Copy each line with the word "посредством" in it.
==== DATA FOR THE TASK
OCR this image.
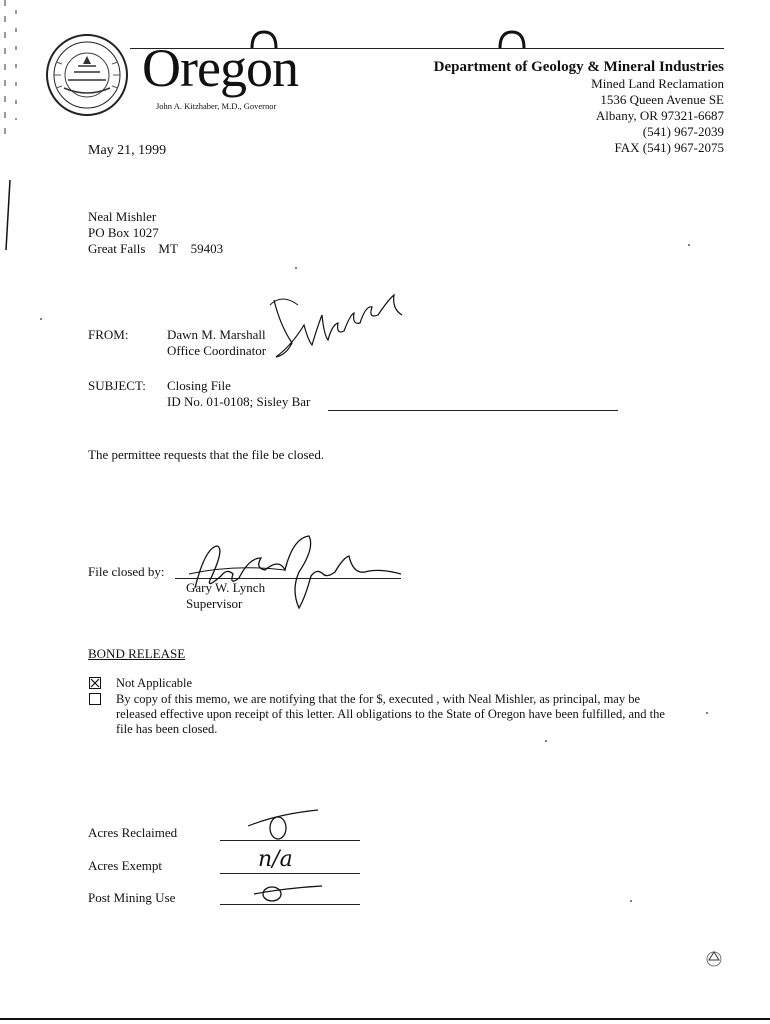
Oregon
John A. Kitzhaber, M.D., Governor
Department of Geology & Mineral Industries
Mined Land Reclamation
1536 Queen Avenue SE
Albany, OR 97321-6687
(541) 967-2039
FAX (541) 967-2075
May 21, 1999
Neal Mishler
PO Box 1027
Great Falls    MT    59403
FROM:	Dawn M. Marshall
Office Coordinator
SUBJECT: Closing File
ID No. 01-0108; Sisley Bar
The permittee requests that the file be closed.
File closed by:
Gary W. Lynch
Supervisor
BOND RELEASE
Not Applicable
By copy of this memo, we are notifying that the for $, executed , with Neal Mishler, as principal, may be released effective upon receipt of this letter. All obligations to the State of Oregon have been fulfilled, and the file has been closed.
Acres Reclaimed
Acres Exempt	n/a
Post Mining Use
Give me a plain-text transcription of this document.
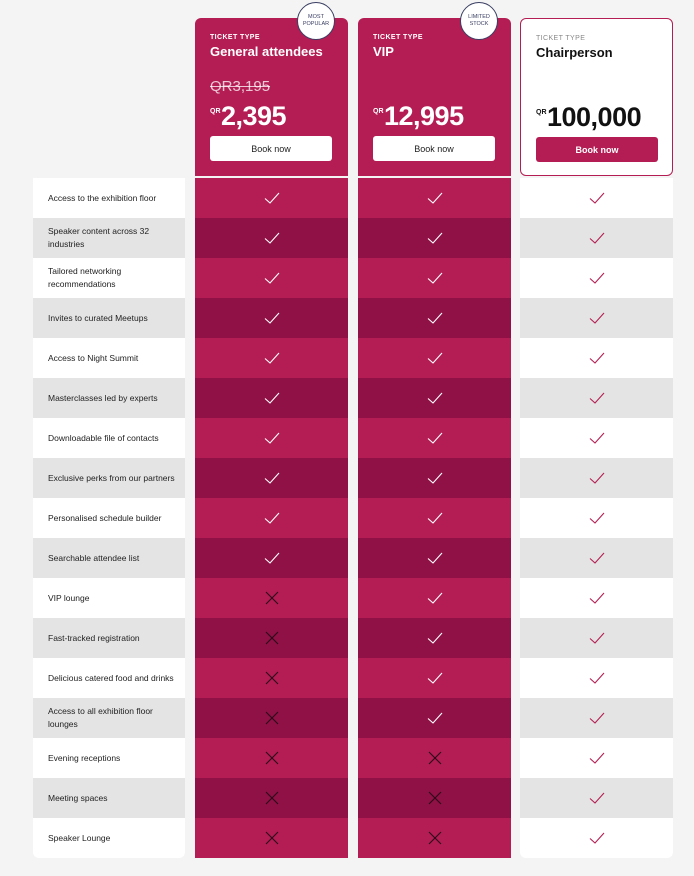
TICKET TYPE
General attendees
QR3,195
QR 2,395
Book now
MOST
POPULAR
TICKET TYPE
VIP
QR 12,995
Book now
LIMITED
STOCK
TICKET TYPE
Chairperson
QR 100,000
Book now
Access to the exhibition floor
Speaker content across 32 industries
Tailored networking recommendations
Invites to curated Meetups
Access to Night Summit
Masterclasses led by experts
Downloadable file of contacts
Exclusive perks from our partners
Personalised schedule builder
Searchable attendee list
VIP lounge
Fast-tracked registration
Delicious catered food and drinks
Access to all exhibition floor lounges
Evening receptions
Meeting spaces
Speaker Lounge
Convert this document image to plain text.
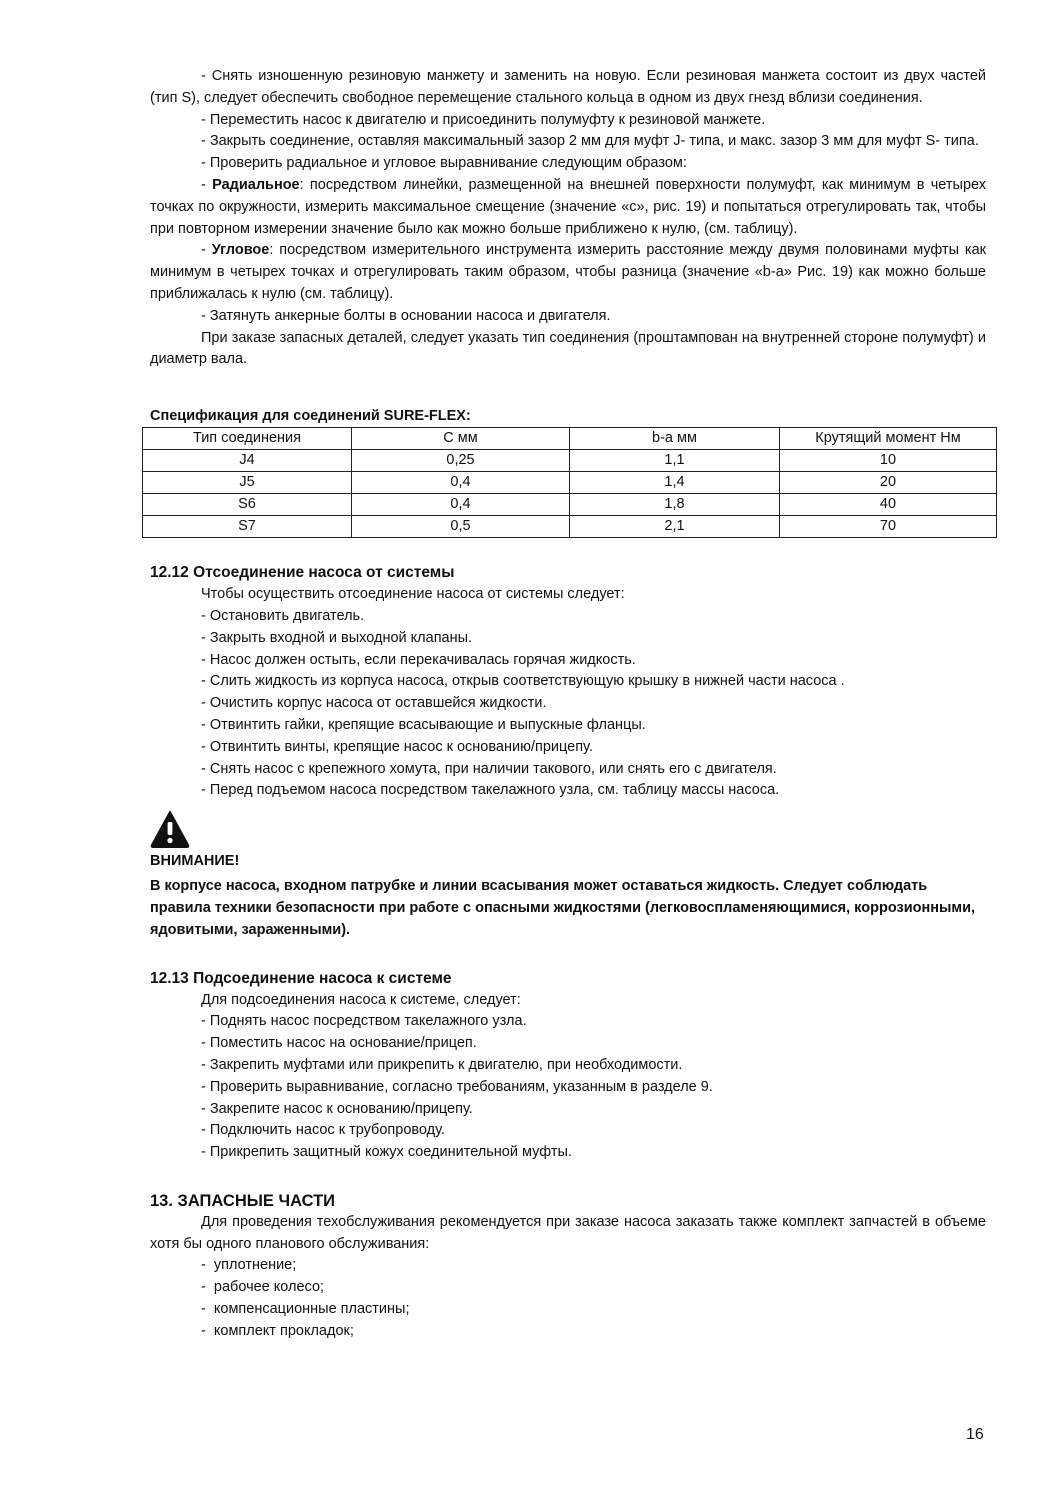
- Снять изношенную резиновую манжету и заменить на новую. Если резиновая манжета состоит из двух частей (тип S), следует обеспечить свободное перемещение стального кольца в одном из двух гнезд вблизи соединения.

- Переместить насос к двигателю и присоединить полумуфту к резиновой манжете.

- Закрыть соединение, оставляя максимальный зазор 2 мм для муфт J- типа, и макс. зазор 3 мм для муфт S- типа.

- Проверить радиальное и угловое выравнивание следующим образом:

- Радиальное: посредством линейки, размещенной на внешней поверхности полумуфт, как минимум в четырех точках по окружности, измерить максимальное смещение (значение «с», рис. 19) и попытаться отрегулировать так, чтобы при повторном измерении значение было как можно больше приближено к нулю, (см. таблицу).

- Угловое: посредством измерительного инструмента измерить расстояние между двумя половинами муфты как минимум в четырех точках и отрегулировать таким образом, чтобы разница (значение «b-a» Рис. 19) как можно больше приближалась к нулю (см. таблицу).

- Затянуть анкерные болты в основании насоса и двигателя.

При заказе запасных деталей, следует указать тип соединения (проштампован на внутренней стороне полумуфт) и диаметр вала.

Спецификация для соединений SURE-FLEX:
Тип соединения	С мм	b-a мм	Крутящий момент Нм
J4	0,25	1,1	10
J5	0,4	1,4	20
S6	0,4	1,8	40
S7	0,5	2,1	70
12.12 Отсоединение насоса от системы
Чтобы осуществить отсоединение насоса от системы следует:
- Остановить двигатель.
- Закрыть входной и выходной клапаны.
- Насос должен остыть, если перекачивалась горячая жидкость.
- Слить жидкость из корпуса насоса, открыв соответствующую крышку в нижней части насоса .
- Очистить корпус насоса от оставшейся жидкости.
- Отвинтить гайки, крепящие всасывающие и выпускные фланцы.
- Отвинтить винты, крепящие насос к основанию/прицепу.
- Снять насос с крепежного хомута, при наличии такового, или снять его с двигателя.
- Перед подъемом насоса посредством такелажного узла, см. таблицу массы насоса.
ВНИМАНИЕ!

В корпусе насоса, входном патрубке и линии всасывания может оставаться жидкость. Следует соблюдать правила техники безопасности при работе с опасными жидкостями (легковоспламеняющимися, коррозионными, ядовитыми, зараженными).

12.13 Подсоединение насоса к системе
Для подсоединения насоса к системе, следует:
- Поднять насос посредством такелажного узла.
- Поместить насос на основание/прицеп.
- Закрепить муфтами или прикрепить к двигателю, при необходимости.
- Проверить выравнивание, согласно требованиям, указанным в разделе 9.
- Закрепите насос к основанию/прицепу.
- Подключить насос к трубопроводу.
- Прикрепить защитный кожух соединительной муфты.
13. ЗАПАСНЫЕ ЧАСТИ

Для проведения техобслуживания рекомендуется при заказе насоса заказать также комплект запчастей в объеме хотя бы одного планового обслуживания:

-  уплотнение;
-  рабочее колесо;
-  компенсационные пластины;
-  комплект прокладок;
16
========
• [TASK RESPONSE]:
- Радиальное: посредством линейки, размещенной на внешней поверхности полумуфт, как минимум в четырех точках по окружности, измерить максимальное смещение (значение «с», рис. 19) и попытаться отрегулировать так, чтобы при повторном измерении значение было как можно больше приближено к нулю, (см. таблицу).
- Угловое: посредством измерительного инструмента измерить расстояние между двумя половинами муфты как минимум в четырех точках и отрегулировать таким образом, чтобы разница (значение «b-a» Рис. 19) как можно больше приближалась к нулю (см. таблицу).
- Перед подъемом насоса посредством такелажного узла, см. таблицу массы насоса.
- Поднять насос посредством такелажного узла.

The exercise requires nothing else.